## Work to complete
From the listing below, pull each line that includes "document".
○ ○ ○
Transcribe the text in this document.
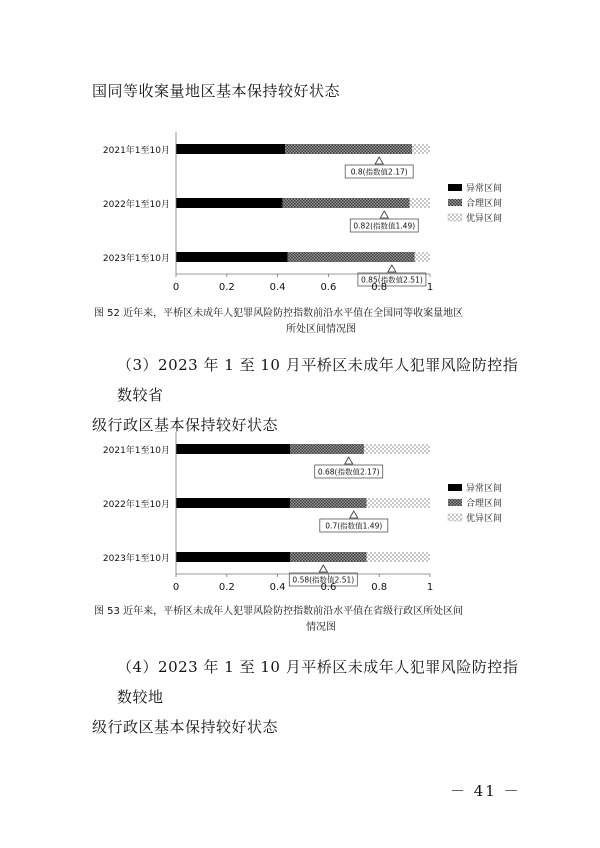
国同等收案量地区基本保持较好状态
2021年1至10月
0.8(指数值2.17)
2022年1至10月
0.82(指数值1.49)
2023年1至10月
0.85(指数值2.51)
0	0.2	0.4	0.6	0.8	1
异常区间
合理区间
优异区间
图 52 近年来，平桥区未成年人犯罪风险防控指数前沿水平值在全国同等收案量地区
所处区间情况图
（3）2023 年 1 至 10 月平桥区未成年人犯罪风险防控指数较省
级行政区基本保持较好状态
2021年1至10月
0.68(指数值2.17)
2022年1至10月
0.7(指数值1.49)
2023年1至10月
0.58(指数值2.51)
0	0.2	0.4	0.6	0.8	1
异常区间
合理区间
优异区间
图 53 近年来，平桥区未成年人犯罪风险防控指数前沿水平值在省级行政区所处区间
情况图
（4）2023 年 1 至 10 月平桥区未成年人犯罪风险防控指数较地
级行政区基本保持较好状态
－ 41 －
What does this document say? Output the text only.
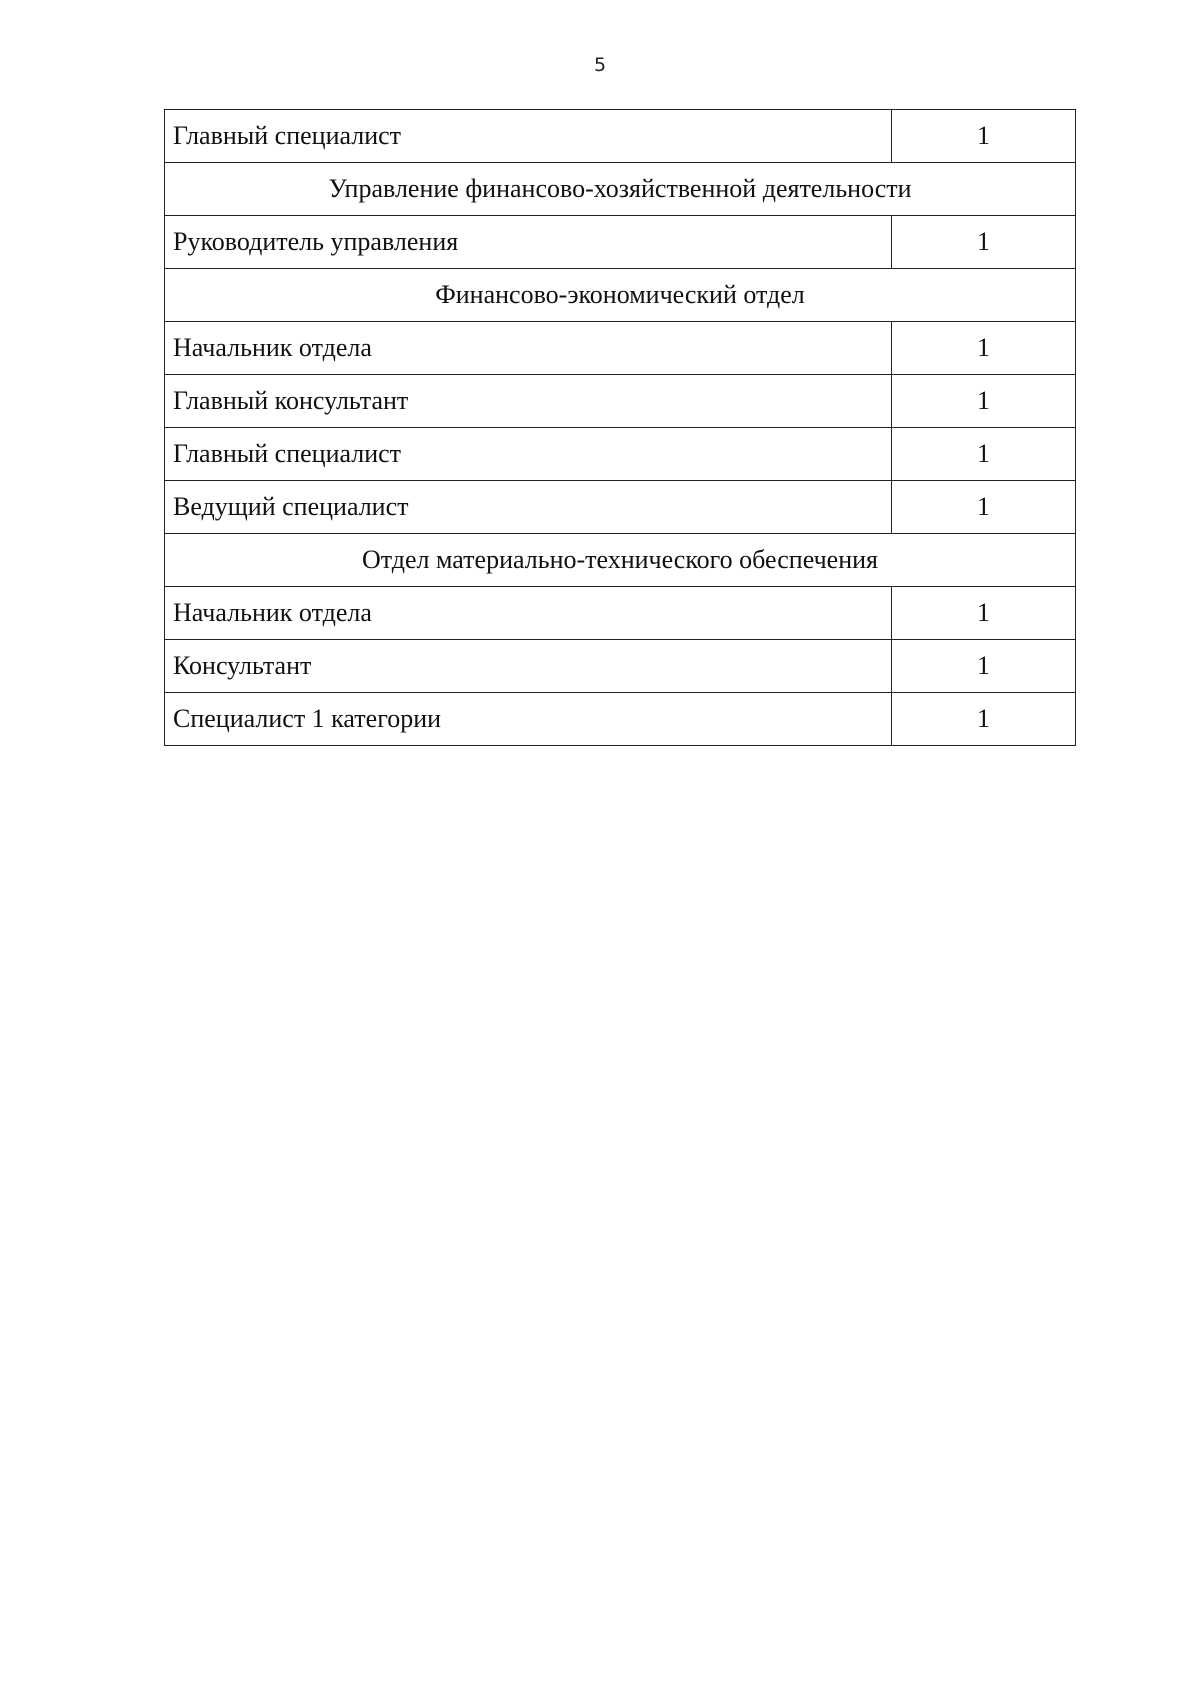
5
Главный специалист	1
Управление финансово-хозяйственной деятельности	
Руководитель управления	1
Финансово-экономический отдел	
Начальник отдела	1
Главный консультант	1
Главный специалист	1
Ведущий специалист	1
Отдел материально-технического обеспечения	
Начальник отдела	1
Консультант	1
Специалист 1 категории	1
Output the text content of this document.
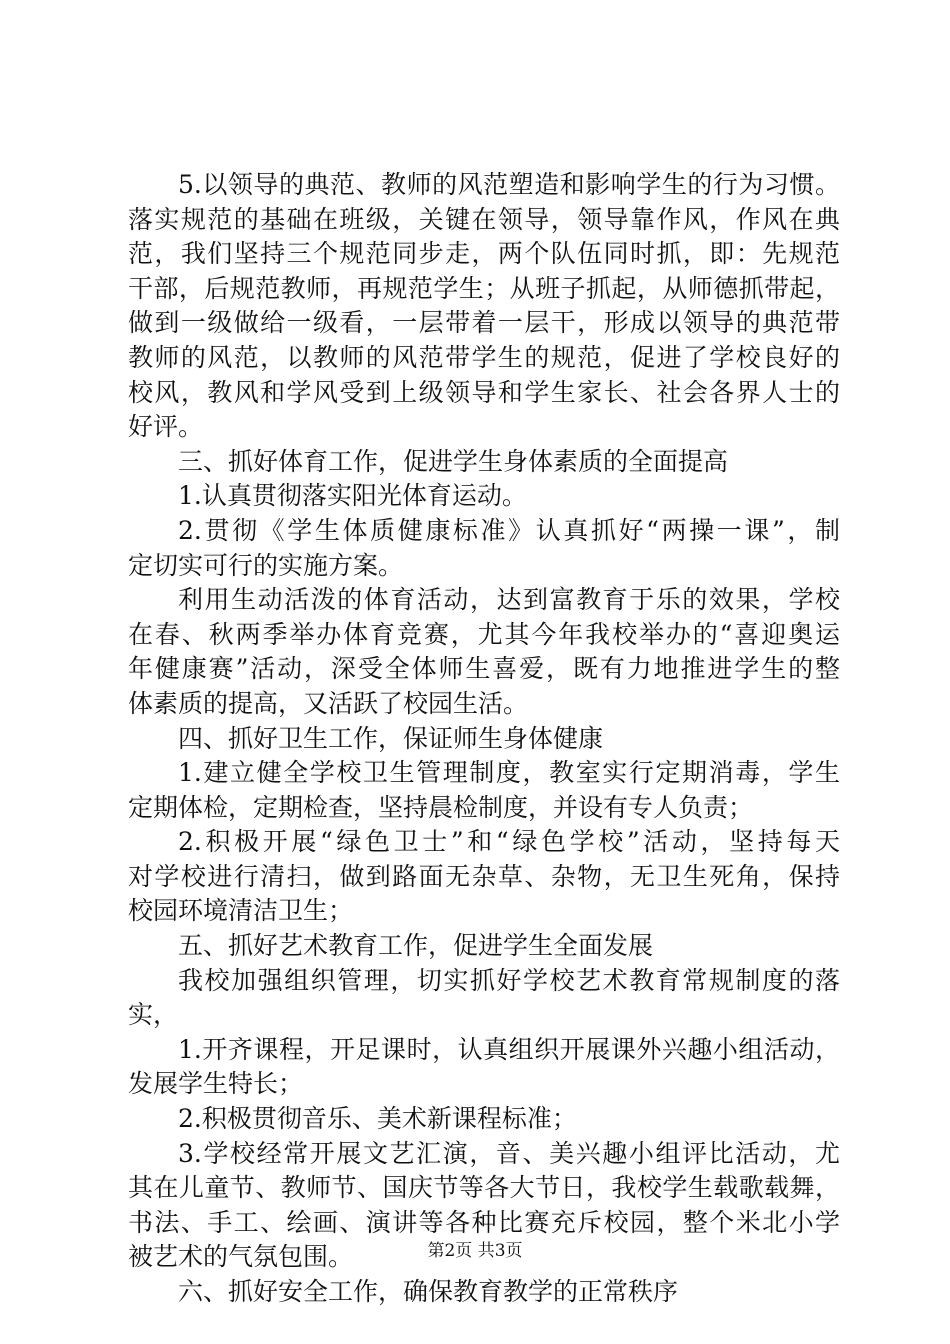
5.以领导的典范、教师的风范塑造和影响学生的行为习惯。
落实规范的基础在班级，关键在领导，领导靠作风，作风在典
范，我们坚持三个规范同步走，两个队伍同时抓，即：先规范
干部，后规范教师，再规范学生；从班子抓起，从师德抓带起，
做到一级做给一级看，一层带着一层干，形成以领导的典范带
教师的风范，以教师的风范带学生的规范，促进了学校良好的
校风，教风和学风受到上级领导和学生家长、社会各界人士的
好评。
三、抓好体育工作，促进学生身体素质的全面提高
1.认真贯彻落实阳光体育运动。
2.贯彻《学生体质健康标准》认真抓好“两操一课”，制
定切实可行的实施方案。
利用生动活泼的体育活动，达到富教育于乐的效果，学校
在春、秋两季举办体育竞赛，尤其今年我校举办的“喜迎奥运
年健康赛”活动，深受全体师生喜爱，既有力地推进学生的整
体素质的提高，又活跃了校园生活。
四、抓好卫生工作，保证师生身体健康
1.建立健全学校卫生管理制度，教室实行定期消毒，学生
定期体检，定期检查，坚持晨检制度，并设有专人负责；
2.积极开展“绿色卫士”和“绿色学校”活动，坚持每天
对学校进行清扫，做到路面无杂草、杂物，无卫生死角，保持
校园环境清洁卫生；
五、抓好艺术教育工作，促进学生全面发展
我校加强组织管理，切实抓好学校艺术教育常规制度的落
实，
1.开齐课程，开足课时，认真组织开展课外兴趣小组活动，
发展学生特长；
2.积极贯彻音乐、美术新课程标准；
3.学校经常开展文艺汇演，音、美兴趣小组评比活动，尤
其在儿童节、教师节、国庆节等各大节日，我校学生载歌载舞，
书法、手工、绘画、演讲等各种比赛充斥校园，整个米北小学
被艺术的气氛包围。
六、抓好安全工作，确保教育教学的正常秩序
第2页 共3页
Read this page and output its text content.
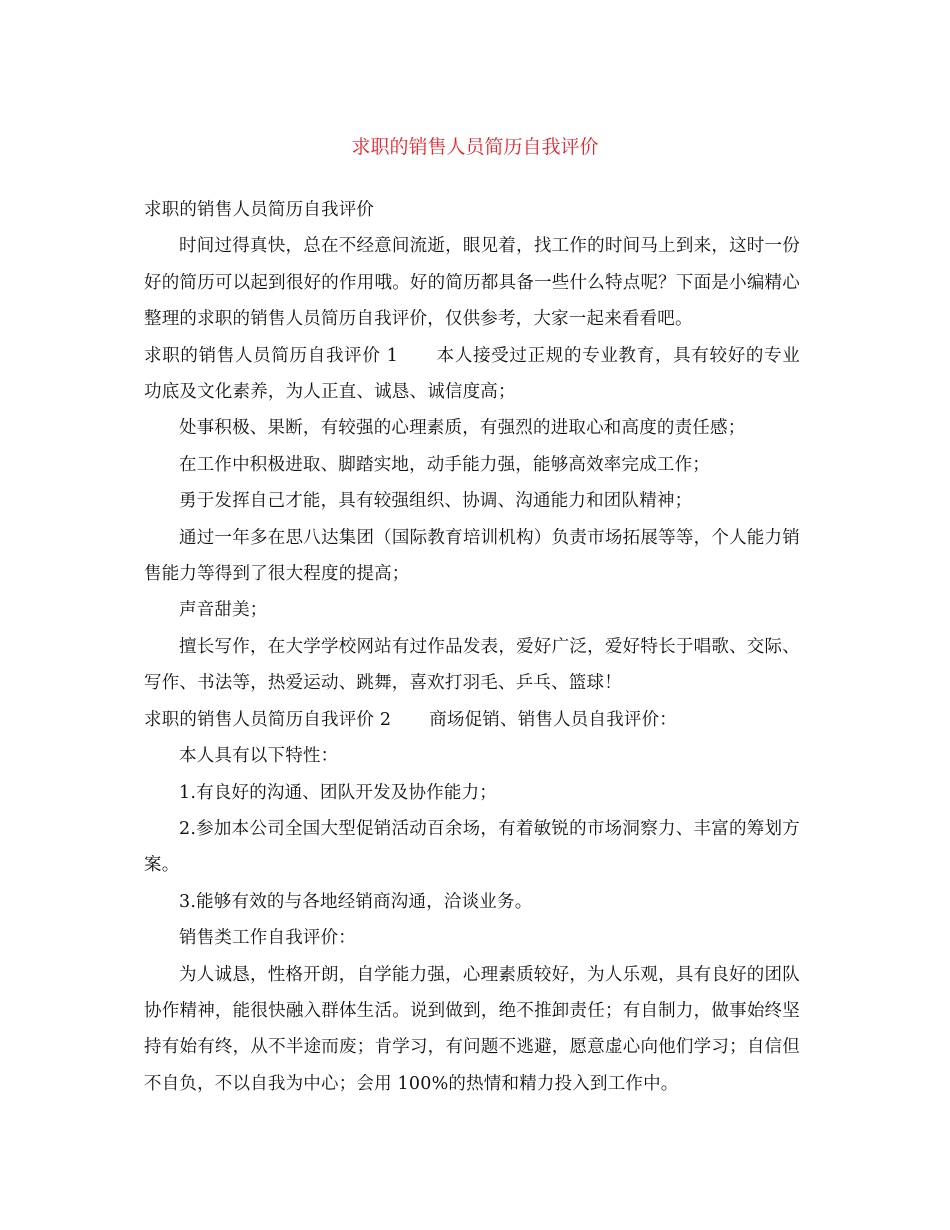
求职的销售人员简历自我评价

求职的销售人员简历自我评价

时间过得真快，总在不经意间流逝，眼见着，找工作的时间马上到来，这时一份好的简历可以起到很好的作用哦。好的简历都具备一些什么特点呢？下面是小编精心整理的求职的销售人员简历自我评价，仅供参考，大家一起来看看吧。

求职的销售人员简历自我评价 1 本人接受过正规的专业教育，具有较好的专业功底及文化素养，为人正直、诚恳、诚信度高；

处事积极、果断，有较强的心理素质，有强烈的进取心和高度的责任感；

在工作中积极进取、脚踏实地，动手能力强，能够高效率完成工作；

勇于发挥自己才能，具有较强组织、协调、沟通能力和团队精神；

通过一年多在思八达集团（国际教育培训机构）负责市场拓展等等，个人能力销售能力等得到了很大程度的提高；

声音甜美；

擅长写作，在大学学校网站有过作品发表，爱好广泛，爱好特长于唱歌、交际、写作、书法等，热爱运动、跳舞，喜欢打羽毛、乒乓、篮球！

求职的销售人员简历自我评价 2 商场促销、销售人员自我评价：

本人具有以下特性：

1.有良好的沟通、团队开发及协作能力；

2.参加本公司全国大型促销活动百余场，有着敏锐的市场洞察力、丰富的筹划方案。

3.能够有效的与各地经销商沟通，洽谈业务。

销售类工作自我评价：

为人诚恳，性格开朗，自学能力强，心理素质较好，为人乐观，具有良好的团队协作精神，能很快融入群体生活。说到做到，绝不推卸责任；有自制力，做事始终坚持有始有终，从不半途而废；肯学习，有问题不逃避，愿意虚心向他们学习；自信但不自负，不以自我为中心；会用 100%的热情和精力投入到工作中。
○ ○ ○
## Full solution
Transcribe the text in this document.
What does this document say? Output the text only.
Output the text content of this document.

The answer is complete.